- **To be done**
Extract each line where the string "Elasticity" shows up.

[Dataset entries on figures]

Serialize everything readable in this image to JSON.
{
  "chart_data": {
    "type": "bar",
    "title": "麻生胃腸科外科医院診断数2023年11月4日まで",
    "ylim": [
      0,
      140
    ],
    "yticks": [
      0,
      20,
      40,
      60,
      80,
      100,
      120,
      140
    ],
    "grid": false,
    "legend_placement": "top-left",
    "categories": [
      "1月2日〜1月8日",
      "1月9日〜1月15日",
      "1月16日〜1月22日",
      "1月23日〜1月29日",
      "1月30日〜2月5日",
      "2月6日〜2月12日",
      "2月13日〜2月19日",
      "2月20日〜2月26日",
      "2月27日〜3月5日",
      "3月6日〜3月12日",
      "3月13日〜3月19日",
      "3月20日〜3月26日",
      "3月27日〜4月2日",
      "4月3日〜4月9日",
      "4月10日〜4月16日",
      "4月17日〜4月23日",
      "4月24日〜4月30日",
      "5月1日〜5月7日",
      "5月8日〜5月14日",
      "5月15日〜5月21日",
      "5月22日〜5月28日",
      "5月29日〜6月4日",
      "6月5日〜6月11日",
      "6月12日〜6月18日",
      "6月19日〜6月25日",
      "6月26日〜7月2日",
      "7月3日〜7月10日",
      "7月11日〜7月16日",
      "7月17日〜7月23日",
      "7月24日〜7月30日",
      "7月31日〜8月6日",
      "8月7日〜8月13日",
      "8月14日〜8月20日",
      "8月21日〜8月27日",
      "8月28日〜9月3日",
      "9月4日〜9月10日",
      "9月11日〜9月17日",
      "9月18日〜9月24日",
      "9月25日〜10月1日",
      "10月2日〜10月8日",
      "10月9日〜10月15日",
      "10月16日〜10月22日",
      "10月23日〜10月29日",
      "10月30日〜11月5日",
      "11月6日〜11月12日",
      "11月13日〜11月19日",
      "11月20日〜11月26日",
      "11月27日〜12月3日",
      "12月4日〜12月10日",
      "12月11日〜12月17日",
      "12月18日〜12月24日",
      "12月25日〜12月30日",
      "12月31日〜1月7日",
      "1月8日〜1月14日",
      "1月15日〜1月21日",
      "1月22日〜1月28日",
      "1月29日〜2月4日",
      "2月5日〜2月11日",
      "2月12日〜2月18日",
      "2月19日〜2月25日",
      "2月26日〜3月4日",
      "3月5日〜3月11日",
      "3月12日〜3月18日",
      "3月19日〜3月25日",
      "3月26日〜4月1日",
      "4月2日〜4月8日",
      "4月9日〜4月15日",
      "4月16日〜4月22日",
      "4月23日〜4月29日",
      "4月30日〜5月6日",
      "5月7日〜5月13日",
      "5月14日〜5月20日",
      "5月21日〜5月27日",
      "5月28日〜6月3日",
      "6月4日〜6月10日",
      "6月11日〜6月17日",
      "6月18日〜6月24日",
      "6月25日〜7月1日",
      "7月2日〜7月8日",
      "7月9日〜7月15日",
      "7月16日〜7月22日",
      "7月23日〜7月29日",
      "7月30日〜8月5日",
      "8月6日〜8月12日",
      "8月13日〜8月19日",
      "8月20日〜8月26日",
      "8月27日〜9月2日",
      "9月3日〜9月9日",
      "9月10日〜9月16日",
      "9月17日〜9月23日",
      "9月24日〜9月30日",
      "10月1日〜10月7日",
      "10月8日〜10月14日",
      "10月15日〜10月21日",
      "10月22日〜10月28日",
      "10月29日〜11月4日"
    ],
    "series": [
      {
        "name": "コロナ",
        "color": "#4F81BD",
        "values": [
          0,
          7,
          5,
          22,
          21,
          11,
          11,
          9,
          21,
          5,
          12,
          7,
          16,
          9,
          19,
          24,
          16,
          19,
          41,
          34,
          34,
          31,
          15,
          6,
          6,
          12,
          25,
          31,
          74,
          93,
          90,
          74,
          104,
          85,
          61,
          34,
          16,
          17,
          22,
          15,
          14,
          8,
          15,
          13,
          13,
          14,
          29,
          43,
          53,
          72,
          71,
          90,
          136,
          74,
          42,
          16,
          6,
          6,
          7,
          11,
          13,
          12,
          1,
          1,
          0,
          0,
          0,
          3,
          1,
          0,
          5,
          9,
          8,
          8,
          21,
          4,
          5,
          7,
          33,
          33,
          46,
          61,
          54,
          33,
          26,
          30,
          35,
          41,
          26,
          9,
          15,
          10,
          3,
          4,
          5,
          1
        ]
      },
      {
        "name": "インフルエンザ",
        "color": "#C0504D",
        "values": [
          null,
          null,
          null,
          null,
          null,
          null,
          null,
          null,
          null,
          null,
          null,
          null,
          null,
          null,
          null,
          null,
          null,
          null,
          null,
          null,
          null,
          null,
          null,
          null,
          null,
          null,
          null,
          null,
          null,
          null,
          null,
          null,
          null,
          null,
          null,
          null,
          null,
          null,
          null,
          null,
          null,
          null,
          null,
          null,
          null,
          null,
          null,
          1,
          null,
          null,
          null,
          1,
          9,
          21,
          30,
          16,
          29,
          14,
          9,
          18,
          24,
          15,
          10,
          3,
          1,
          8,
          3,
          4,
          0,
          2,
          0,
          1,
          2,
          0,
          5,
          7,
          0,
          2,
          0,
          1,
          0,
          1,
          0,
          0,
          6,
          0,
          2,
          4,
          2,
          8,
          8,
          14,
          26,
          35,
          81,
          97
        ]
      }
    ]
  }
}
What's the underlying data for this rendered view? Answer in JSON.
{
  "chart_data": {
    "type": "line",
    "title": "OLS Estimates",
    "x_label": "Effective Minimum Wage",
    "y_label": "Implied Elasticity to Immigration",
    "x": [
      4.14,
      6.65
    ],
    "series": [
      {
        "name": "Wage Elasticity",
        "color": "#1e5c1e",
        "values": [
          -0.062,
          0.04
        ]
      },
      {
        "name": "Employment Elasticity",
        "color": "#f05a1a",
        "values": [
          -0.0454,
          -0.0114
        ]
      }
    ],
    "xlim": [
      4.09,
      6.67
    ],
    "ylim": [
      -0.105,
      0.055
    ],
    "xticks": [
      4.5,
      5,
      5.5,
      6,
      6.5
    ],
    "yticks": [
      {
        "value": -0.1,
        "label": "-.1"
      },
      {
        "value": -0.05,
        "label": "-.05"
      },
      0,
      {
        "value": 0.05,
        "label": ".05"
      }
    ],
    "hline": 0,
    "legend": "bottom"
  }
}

- **Answer to the problem**
    "y_label": "Implied Elasticity to Immigration",
        "name": "Wage Elasticity",
        "name": "Employment Elasticity",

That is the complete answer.